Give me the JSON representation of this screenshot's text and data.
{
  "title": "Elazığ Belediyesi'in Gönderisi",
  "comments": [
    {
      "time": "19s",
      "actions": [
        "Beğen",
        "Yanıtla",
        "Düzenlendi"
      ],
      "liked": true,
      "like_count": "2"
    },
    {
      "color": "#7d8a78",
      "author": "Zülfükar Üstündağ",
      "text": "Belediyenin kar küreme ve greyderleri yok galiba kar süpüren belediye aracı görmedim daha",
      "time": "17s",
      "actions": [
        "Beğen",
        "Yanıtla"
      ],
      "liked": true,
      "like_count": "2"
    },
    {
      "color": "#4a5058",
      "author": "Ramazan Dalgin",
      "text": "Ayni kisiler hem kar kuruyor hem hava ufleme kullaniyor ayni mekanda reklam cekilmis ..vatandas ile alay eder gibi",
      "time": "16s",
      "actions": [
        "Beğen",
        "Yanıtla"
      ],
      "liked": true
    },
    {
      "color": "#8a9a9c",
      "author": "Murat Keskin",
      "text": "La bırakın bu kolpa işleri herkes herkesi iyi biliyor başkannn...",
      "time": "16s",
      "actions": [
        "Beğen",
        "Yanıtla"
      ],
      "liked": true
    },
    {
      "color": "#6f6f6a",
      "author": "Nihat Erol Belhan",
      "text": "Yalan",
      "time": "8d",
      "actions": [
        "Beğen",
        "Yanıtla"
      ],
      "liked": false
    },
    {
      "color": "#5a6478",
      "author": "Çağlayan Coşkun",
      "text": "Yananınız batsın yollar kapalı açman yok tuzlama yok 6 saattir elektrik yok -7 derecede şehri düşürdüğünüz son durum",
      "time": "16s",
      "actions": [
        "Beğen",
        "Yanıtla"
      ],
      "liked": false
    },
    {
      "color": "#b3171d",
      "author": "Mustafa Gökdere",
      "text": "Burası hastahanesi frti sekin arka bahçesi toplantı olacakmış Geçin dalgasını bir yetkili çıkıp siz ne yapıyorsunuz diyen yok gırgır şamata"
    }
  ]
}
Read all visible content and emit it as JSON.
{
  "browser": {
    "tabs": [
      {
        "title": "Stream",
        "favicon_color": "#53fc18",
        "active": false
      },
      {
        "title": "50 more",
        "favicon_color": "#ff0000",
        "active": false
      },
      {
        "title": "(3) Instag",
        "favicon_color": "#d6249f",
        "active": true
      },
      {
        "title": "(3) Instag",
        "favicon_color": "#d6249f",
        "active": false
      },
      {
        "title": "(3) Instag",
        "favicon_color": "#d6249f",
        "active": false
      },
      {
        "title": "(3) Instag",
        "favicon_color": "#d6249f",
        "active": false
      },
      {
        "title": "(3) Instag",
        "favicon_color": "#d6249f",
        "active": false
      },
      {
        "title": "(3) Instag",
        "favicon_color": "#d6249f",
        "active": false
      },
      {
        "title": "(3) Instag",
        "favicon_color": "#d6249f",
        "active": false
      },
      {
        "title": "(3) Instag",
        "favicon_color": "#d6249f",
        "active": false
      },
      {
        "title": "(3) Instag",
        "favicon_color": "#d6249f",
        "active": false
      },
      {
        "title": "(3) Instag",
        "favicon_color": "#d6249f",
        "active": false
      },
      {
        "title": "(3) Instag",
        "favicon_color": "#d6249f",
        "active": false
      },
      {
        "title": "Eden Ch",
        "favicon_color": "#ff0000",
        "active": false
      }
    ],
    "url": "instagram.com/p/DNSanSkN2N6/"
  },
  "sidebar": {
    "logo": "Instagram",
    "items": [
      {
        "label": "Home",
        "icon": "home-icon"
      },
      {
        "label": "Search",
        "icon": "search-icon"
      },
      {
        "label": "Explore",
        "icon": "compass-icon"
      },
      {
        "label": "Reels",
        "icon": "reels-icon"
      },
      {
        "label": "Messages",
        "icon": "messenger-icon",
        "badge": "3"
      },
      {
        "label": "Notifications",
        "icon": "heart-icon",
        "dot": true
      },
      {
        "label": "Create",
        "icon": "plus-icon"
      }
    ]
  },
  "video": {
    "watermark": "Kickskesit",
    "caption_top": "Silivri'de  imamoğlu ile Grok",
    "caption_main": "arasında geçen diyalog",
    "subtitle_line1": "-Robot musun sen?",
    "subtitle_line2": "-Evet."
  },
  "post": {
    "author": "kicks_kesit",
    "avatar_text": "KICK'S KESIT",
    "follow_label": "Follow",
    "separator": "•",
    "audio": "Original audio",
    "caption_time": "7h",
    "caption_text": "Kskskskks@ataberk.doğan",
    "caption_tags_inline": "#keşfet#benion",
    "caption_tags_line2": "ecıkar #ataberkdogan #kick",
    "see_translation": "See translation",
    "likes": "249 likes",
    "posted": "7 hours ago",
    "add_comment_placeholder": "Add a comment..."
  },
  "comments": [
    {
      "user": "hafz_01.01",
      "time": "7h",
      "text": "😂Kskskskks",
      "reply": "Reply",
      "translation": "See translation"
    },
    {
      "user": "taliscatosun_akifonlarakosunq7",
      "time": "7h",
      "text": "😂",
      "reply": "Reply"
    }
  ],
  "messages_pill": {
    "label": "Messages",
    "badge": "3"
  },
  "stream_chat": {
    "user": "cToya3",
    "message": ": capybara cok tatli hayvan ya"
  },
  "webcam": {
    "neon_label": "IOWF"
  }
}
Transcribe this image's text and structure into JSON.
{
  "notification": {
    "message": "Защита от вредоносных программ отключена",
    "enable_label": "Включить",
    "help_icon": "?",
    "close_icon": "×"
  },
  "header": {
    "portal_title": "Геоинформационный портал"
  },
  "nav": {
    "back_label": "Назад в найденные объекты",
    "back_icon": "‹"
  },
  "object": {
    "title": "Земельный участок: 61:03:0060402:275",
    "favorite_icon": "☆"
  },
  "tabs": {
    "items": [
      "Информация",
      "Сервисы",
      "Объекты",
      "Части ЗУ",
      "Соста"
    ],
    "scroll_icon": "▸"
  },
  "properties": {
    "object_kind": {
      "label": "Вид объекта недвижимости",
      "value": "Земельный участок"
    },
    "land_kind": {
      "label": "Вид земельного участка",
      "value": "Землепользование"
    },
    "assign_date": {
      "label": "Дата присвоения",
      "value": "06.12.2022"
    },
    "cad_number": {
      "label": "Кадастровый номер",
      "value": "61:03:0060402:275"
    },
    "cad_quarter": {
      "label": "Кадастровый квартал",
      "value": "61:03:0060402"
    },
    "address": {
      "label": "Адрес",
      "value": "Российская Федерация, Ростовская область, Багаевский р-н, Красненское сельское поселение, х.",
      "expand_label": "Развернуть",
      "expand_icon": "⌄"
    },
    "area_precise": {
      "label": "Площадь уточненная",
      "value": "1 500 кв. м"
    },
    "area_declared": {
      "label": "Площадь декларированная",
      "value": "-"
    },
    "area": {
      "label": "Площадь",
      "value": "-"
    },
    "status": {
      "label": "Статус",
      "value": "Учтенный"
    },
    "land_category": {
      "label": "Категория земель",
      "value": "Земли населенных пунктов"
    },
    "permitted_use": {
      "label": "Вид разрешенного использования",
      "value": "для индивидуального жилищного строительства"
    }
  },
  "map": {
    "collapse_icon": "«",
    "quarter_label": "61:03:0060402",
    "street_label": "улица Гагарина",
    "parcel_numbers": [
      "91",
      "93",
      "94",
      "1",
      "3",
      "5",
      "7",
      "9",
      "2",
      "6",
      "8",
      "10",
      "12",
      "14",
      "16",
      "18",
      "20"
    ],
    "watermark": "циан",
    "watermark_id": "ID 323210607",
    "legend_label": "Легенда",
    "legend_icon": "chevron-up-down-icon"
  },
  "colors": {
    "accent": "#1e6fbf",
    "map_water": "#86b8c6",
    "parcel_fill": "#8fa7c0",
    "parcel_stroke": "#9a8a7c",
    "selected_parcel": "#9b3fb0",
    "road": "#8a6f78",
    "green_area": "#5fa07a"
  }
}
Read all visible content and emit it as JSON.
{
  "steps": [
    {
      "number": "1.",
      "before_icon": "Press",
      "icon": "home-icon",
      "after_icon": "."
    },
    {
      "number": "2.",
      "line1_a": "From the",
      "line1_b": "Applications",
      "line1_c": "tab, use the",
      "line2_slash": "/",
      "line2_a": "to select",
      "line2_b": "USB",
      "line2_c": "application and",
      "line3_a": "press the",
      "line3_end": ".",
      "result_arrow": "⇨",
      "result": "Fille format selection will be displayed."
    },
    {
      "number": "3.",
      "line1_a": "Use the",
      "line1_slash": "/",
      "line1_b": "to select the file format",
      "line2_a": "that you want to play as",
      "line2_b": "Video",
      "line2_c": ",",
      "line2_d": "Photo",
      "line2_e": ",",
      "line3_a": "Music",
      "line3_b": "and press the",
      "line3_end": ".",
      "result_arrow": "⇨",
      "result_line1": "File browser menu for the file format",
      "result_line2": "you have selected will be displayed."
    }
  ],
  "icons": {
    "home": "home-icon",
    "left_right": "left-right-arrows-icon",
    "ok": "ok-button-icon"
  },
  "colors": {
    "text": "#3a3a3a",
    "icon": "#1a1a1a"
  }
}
........
• [Task requirements]:
Every line above that contains the word "browser" should be reported.

• [Reply to the task]:
  "browser": {
      "result_line1": "File browser menu for the file format",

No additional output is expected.